GOAL:
Omit every picture and write out the rest of the records exactly.

STORED DATA:
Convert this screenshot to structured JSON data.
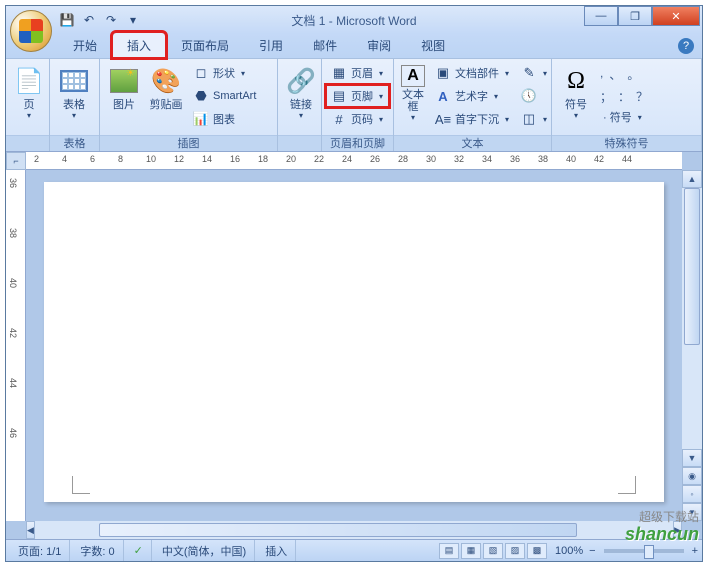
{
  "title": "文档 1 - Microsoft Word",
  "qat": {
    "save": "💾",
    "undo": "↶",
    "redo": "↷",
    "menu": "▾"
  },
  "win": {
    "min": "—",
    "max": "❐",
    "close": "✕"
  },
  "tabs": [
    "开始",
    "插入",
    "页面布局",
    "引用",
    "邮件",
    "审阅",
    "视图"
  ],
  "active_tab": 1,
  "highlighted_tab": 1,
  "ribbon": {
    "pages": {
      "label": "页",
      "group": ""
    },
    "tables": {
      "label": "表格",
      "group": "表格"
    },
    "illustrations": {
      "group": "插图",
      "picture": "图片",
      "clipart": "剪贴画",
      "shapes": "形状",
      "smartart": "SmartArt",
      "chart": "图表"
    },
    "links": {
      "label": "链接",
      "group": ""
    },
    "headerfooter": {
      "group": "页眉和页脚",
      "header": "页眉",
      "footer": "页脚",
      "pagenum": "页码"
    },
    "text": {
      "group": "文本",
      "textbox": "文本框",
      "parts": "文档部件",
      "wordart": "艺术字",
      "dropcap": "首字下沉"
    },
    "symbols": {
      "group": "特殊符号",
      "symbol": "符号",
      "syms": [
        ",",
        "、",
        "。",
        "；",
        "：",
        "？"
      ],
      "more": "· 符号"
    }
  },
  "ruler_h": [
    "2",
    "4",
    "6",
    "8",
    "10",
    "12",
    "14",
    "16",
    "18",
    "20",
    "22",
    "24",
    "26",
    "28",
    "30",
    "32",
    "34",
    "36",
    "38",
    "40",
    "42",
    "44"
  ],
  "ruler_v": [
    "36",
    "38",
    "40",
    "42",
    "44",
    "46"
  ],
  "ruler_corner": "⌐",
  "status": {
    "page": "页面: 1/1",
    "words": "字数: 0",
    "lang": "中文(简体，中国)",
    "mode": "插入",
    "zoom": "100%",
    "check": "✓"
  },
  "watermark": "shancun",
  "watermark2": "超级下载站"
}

WRITTEN ANSWER:
Convert this screenshot to structured JSON data.
{
  "title": "文档 1 - Microsoft Word",
  "qat": {
    "save": "💾",
    "undo": "↶",
    "redo": "↷",
    "menu": "▾"
  },
  "win": {
    "min": "—",
    "max": "❐",
    "close": "✕"
  },
  "tabs": [
    "开始",
    "插入",
    "页面布局",
    "引用",
    "邮件",
    "审阅",
    "视图"
  ],
  "active_tab": 1,
  "highlighted_tab": 1,
  "ribbon": {
    "pages": {
      "label": "页",
      "group": ""
    },
    "tables": {
      "label": "表格",
      "group": "表格"
    },
    "illustrations": {
      "group": "插图",
      "picture": "图片",
      "clipart": "剪贴画",
      "shapes": "形状",
      "smartart": "SmartArt",
      "chart": "图表"
    },
    "links": {
      "label": "链接",
      "group": ""
    },
    "headerfooter": {
      "group": "页眉和页脚",
      "header": "页眉",
      "footer": "页脚",
      "pagenum": "页码"
    },
    "text": {
      "group": "文本",
      "textbox": "文本框",
      "parts": "文档部件",
      "wordart": "艺术字",
      "dropcap": "首字下沉"
    },
    "symbols": {
      "group": "特殊符号",
      "symbol": "符号",
      "syms": [
        ",",
        "、",
        "。",
        "；",
        "：",
        "？"
      ],
      "more": "· 符号"
    }
  },
  "ruler_h": [
    "2",
    "4",
    "6",
    "8",
    "10",
    "12",
    "14",
    "16",
    "18",
    "20",
    "22",
    "24",
    "26",
    "28",
    "30",
    "32",
    "34",
    "36",
    "38",
    "40",
    "42",
    "44"
  ],
  "ruler_v": [
    "36",
    "38",
    "40",
    "42",
    "44",
    "46"
  ],
  "ruler_corner": "⌐",
  "status": {
    "page": "页面: 1/1",
    "words": "字数: 0",
    "lang": "中文(简体，中国)",
    "mode": "插入",
    "zoom": "100%",
    "check": "✓"
  },
  "watermark": "shancun",
  "watermark2": "超级下载站"
}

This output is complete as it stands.